▸ **What to work on**
**1.** In the passage on the Oblates and residential schools, rewrite the stretch from "On July 5, the" through "and staff files.", swapping "photographs" for "letters".
**2.** According to the passage on the Oblates and residential schools, why did the Lacombe Canada Oblates consider it incumbent upon them to apologize? Answer in one to three sentences.

+++ Passage provided +++

The commission said government, ecclesial, and school officials knew of the failures and poor health.
"If the question is, 'who knew what when?' the clear answer is: 'Everyone in authority at any point in the system's history'," the commission said.
In 2014 the Oblates’ then-superior general offered a “renewed apology,” committing the religious institute to “an effective process of disclosure” regarding residential schools. Facing a “complicated” archival situation, the Oblates said they have “worked diligently to live up to their obligations to make their archived material available.”
“They believe they have done so in good faith and are prepared to do more.”
On July 5, the National Centre for Truth and Reconciliation said it welcomed the Oblates’ efforts to expedite access to residential school records, which include codices, photographs, and staff files.
Previously the Oblates provided over 40,000 documents to the center.
On June 23 the Sisters of St. Ann, which was also involved in operating some residential schools, reached an agreement improving access to their records for the Royal British Columbia Museum and for the Indian Residential School History and Dialogue Centre at the University of British Columbia.
The Lacombe Canada Oblates said they met their compensation obligations required by the Indian Residential Schools Settlement Agreement. They are exploring other ways to support the Truth and Reconciliation Process.
“Oblates will continue to accompany Indigenous communities across Canada in supportive ministries on the ground,” the Oblates said. Retreat centers will offer educational events on indigenous justice to help their community grow in understanding and social action. They pointed to Oblate participation in the Our Lady of Guadalupe Circle, a Catholic coalition which since 2016 has aimed to help Catholics engage with the Truth and Reconciliation process.
The Oblates also pointed to their first major apology.
“The Oblates were most involved in the residential schools, so it was incumbent upon us to apologize for our part. We led the way with our 1991 apology. We invite the broader church to join us,” the Lacombe Canada Oblates said. “We hope the whole Canadian church enters into this process with humility.”
The Oblates’ 1991 apology was offered by Rev. Doug Crosby, OMI, then-president of the Oblate Conference of Canada before some 15,000 to 20,000 Native peoples gathered at Lac St. Anne, Alberta for an annual pilgrimage, then run by the Oblates.
“(W)e wish to apologize for the part we played in the setting up and the maintaining of those schools,” Crosby said. “We apologize for the existence of the schools themselves, recognizing that the biggest abuse was not what happened in the schools, but that the schools themselves happened . . . that the primal bond inherent within families was violated as a matter of policy, that children were usurped from their natural communities, and that, implicitly and explicitly, these schools operated out of the premise that European languages, traditions, and religious practices were superior to native languages, traditions, and religious practices.”
“The residential schools were an attempt to assimilate aboriginal peoples and we played an important role in the unfolding of this design. For this we sincerely apologize,” he said.
The 1991 apology, which invoked the 500th anniversary of the arrival of Christopher Columbus’ first expedition in 1492, accused Christian Europe of holding a “cultural, ethnic, linguistic, and religious superiority complex” that was “damaging” and “naïve.”
“We apologize for the part we played in the cultural, ethnic, linguistic, and religious imperialism that was part of the mentality with which the peoples of Europe first met the aboriginal peoples and which consistently has lurked behind the way the Native peoples of Canada have been treated by civil governments and by the churches,” said Crosby.

+++ Supplied data +++

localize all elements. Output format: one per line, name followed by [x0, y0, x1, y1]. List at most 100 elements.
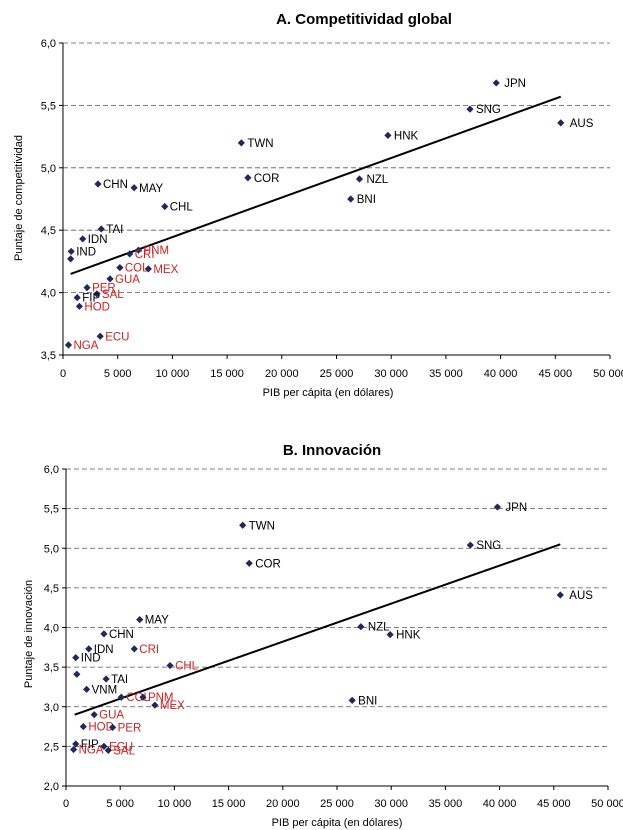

+++

▸ **The results**
**1.**
On July 5, the National Centre for Truth and Reconciliation said it welcomed the Oblates’ efforts to expedite access to residential school records, which include codices, letters, and staff files.

**2.** They said the Oblates were the group most involved in the residential schools, so it fell to them to apologize for their part.